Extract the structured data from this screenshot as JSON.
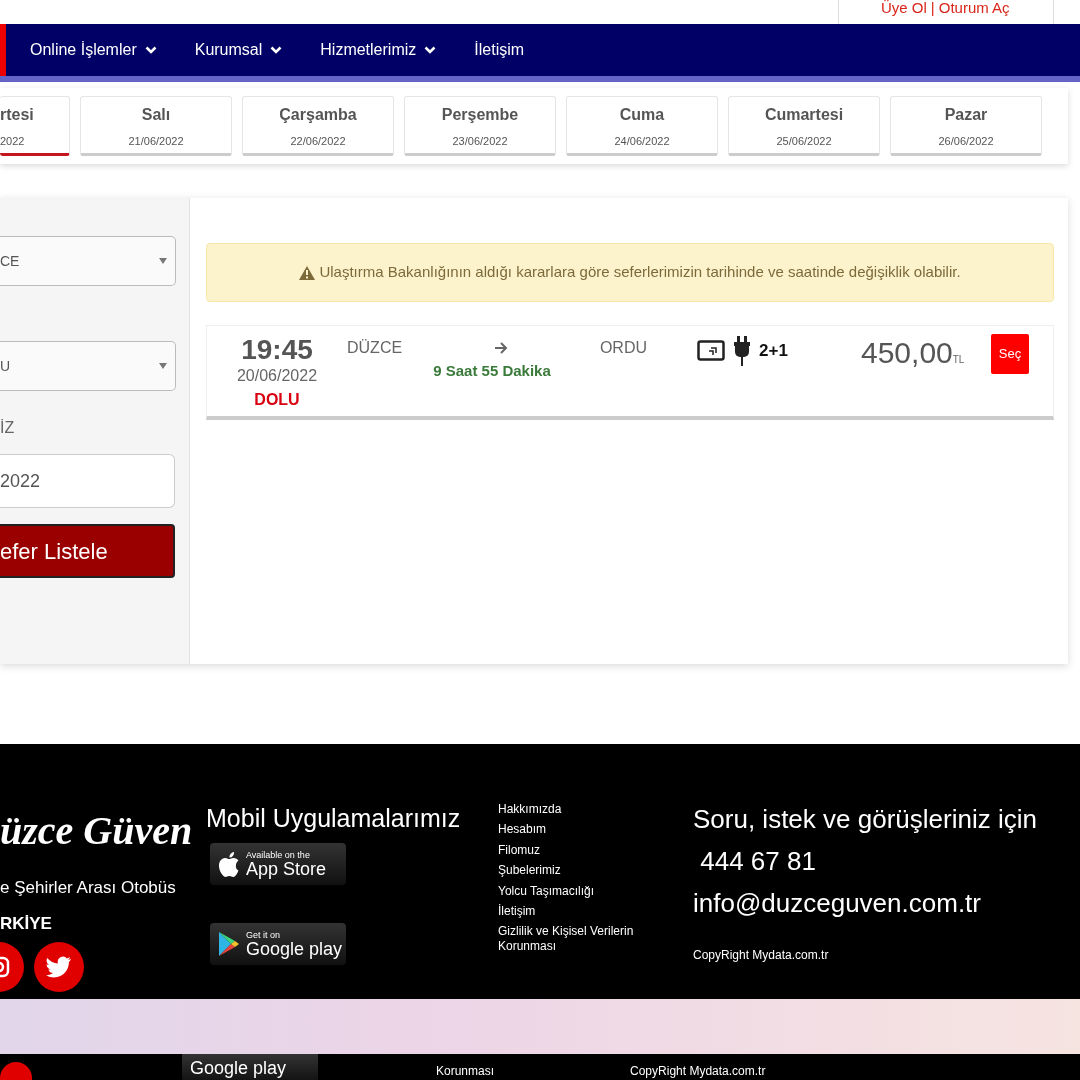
{
  "header": {
    "links": [
      {
        "label": "Üye Ol"
      },
      {
        "label": "Oturum Aç"
      }
    ],
    "separator": "|"
  },
  "nav": [
    {
      "label": "Online İşlemler",
      "dropdown": true
    },
    {
      "label": "Kurumsal",
      "dropdown": true
    },
    {
      "label": "Hizmetlerimiz",
      "dropdown": true
    },
    {
      "label": "İletişim",
      "dropdown": false
    }
  ],
  "days": [
    {
      "day": "rtesi",
      "date": "2022",
      "selected": true
    },
    {
      "day": "Salı",
      "date": "21/06/2022",
      "selected": false
    },
    {
      "day": "Çarşamba",
      "date": "22/06/2022",
      "selected": false
    },
    {
      "day": "Perşembe",
      "date": "23/06/2022",
      "selected": false
    },
    {
      "day": "Cuma",
      "date": "24/06/2022",
      "selected": false
    },
    {
      "day": "Cumartesi",
      "date": "25/06/2022",
      "selected": false
    },
    {
      "day": "Pazar",
      "date": "26/06/2022",
      "selected": false
    }
  ],
  "search": [
    {
      "kind": "select",
      "value": "CE"
    },
    {
      "kind": "select",
      "value": "U"
    },
    {
      "kind": "label",
      "text": "İZ"
    },
    {
      "kind": "input",
      "value": "2022"
    },
    {
      "kind": "button",
      "text": "efer Listele"
    }
  ],
  "notice": "Ulaştırma Bakanlığının aldığı kararlara göre seferlerimizin tarihinde ve saatinde değişiklik olabilir.",
  "trips": [
    {
      "time": "19:45",
      "date": "20/06/2022",
      "status": "DOLU",
      "from": "DÜZCE",
      "to": "ORDU",
      "duration": "9 Saat 55 Dakika",
      "seating": "2+1",
      "price": "450,00",
      "currency": "TL",
      "button": "Seç"
    }
  ],
  "footer": {
    "brand": "üzce Güven",
    "tagline": "e Şehirler Arası Otobüs",
    "country": "RKİYE",
    "apps_title": "Mobil Uygulamalarımız",
    "badges": [
      {
        "kind": "apple",
        "small": "Available on the",
        "big": "App Store"
      },
      {
        "kind": "google",
        "small": "Get it on",
        "big": "Google play"
      }
    ],
    "links": [
      "Hakkımızda",
      "Hesabım",
      "Filomuz",
      "Şubelerimiz",
      "Yolcu Taşımacılığı",
      "İletişim",
      "Gizlilik ve Kişisel Verilerin Korunması"
    ],
    "contact_title": "Soru, istek ve görüşleriniz için",
    "phone": " 444 67 81",
    "email": "info@duzceguven.com.tr",
    "copyright": "CopyRight Mydata.com.tr"
  },
  "repeat_strip": {
    "badge": "Google play",
    "link": "Korunması",
    "copyright": "CopyRight Mydata.com.tr"
  }
}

- _To do_
Lines that hold "kind" are the ones to copy; find all of them.

- _Task output_
      "kind": "select",
      "kind": "select",
      "kind": "label",
      "kind": "input",
      "kind": "button",
        "kind": "apple",
        "kind": "google",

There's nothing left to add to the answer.